▶ **Written problem**:
Return the entries verbatim and drop every picture.

▶ **Data items**:
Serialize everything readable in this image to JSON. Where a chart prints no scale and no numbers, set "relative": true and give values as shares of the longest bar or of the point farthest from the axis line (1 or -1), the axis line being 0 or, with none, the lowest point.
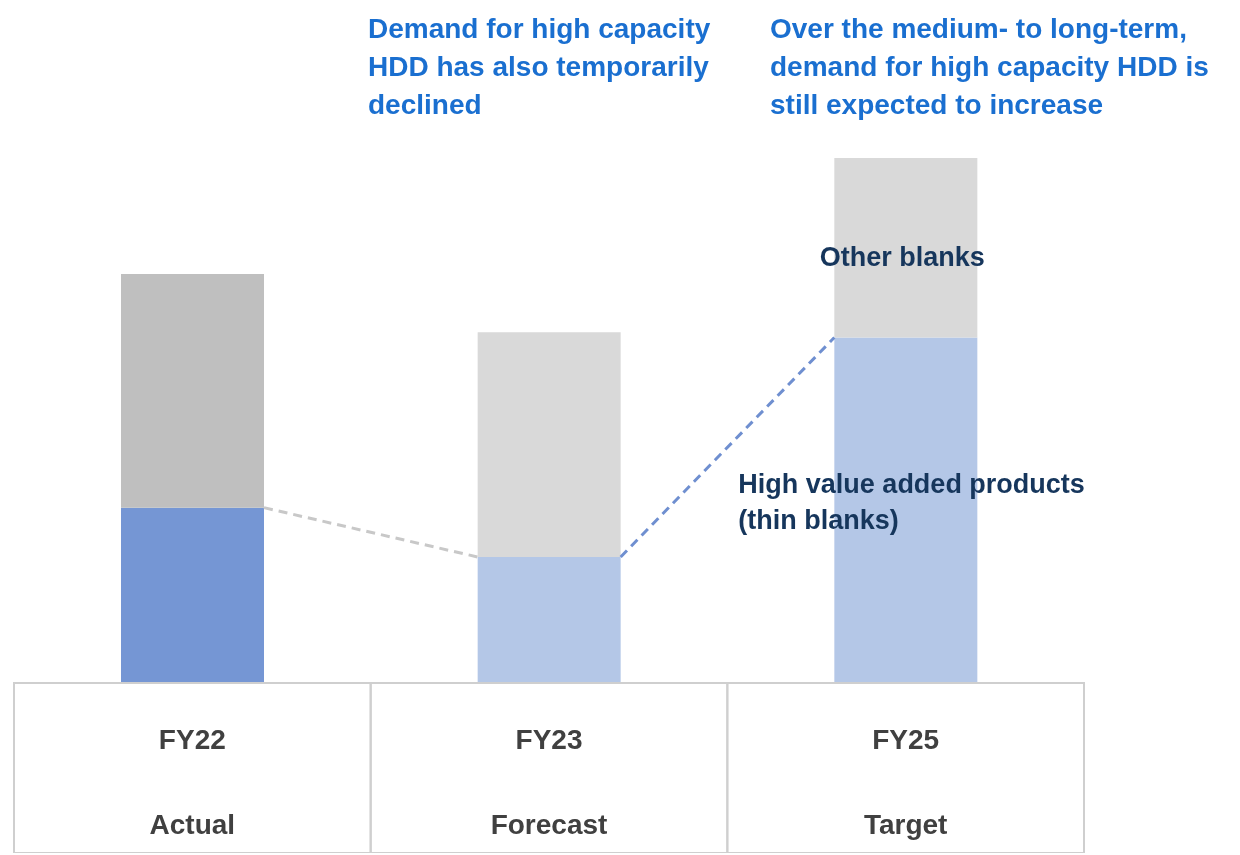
{
  "chart_data": {
    "type": "bar",
    "stacked": true,
    "relative": true,
    "categories": [
      "FY22\nActual",
      "FY23\nForecast",
      "FY25\nTarget"
    ],
    "series": [
      {
        "name": "High value added products (thin blanks)",
        "colors": [
          "#7596d4",
          "#b4c7e7",
          "#b4c7e7"
        ],
        "values": [
          0.334,
          0.24,
          0.658
        ]
      },
      {
        "name": "Other blanks",
        "colors": [
          "#bfbfbf",
          "#d9d9d9",
          "#d9d9d9"
        ],
        "values": [
          0.445,
          0.428,
          0.342
        ]
      }
    ],
    "annotations": [
      "Demand for high capacity HDD has also temporarily declined",
      "Over the medium- to long-term, demand for high capacity HDD is still expected to increase"
    ]
  }
}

▶ **Result for this task**:
Serialize everything readable in this image to JSON. Where a chart prints no scale and no numbers, set "relative": true and give values as shares of the longest bar or of the point farthest from the axis line (1 or -1), the axis line being 0 or, with none, the lowest point.
{
  "chart_data": {
    "type": "bar",
    "stacked": true,
    "relative": true,
    "categories": [
      "FY22\nActual",
      "FY23\nForecast",
      "FY25\nTarget"
    ],
    "series": [
      {
        "name": "High value added products (thin blanks)",
        "colors": [
          "#7596d4",
          "#b4c7e7",
          "#b4c7e7"
        ],
        "values": [
          0.334,
          0.24,
          0.658
        ]
      },
      {
        "name": "Other blanks",
        "colors": [
          "#bfbfbf",
          "#d9d9d9",
          "#d9d9d9"
        ],
        "values": [
          0.445,
          0.428,
          0.342
        ]
      }
    ],
    "annotations": [
      "Demand for high capacity HDD has also temporarily declined",
      "Over the medium- to long-term, demand for high capacity HDD is still expected to increase"
    ]
  }
}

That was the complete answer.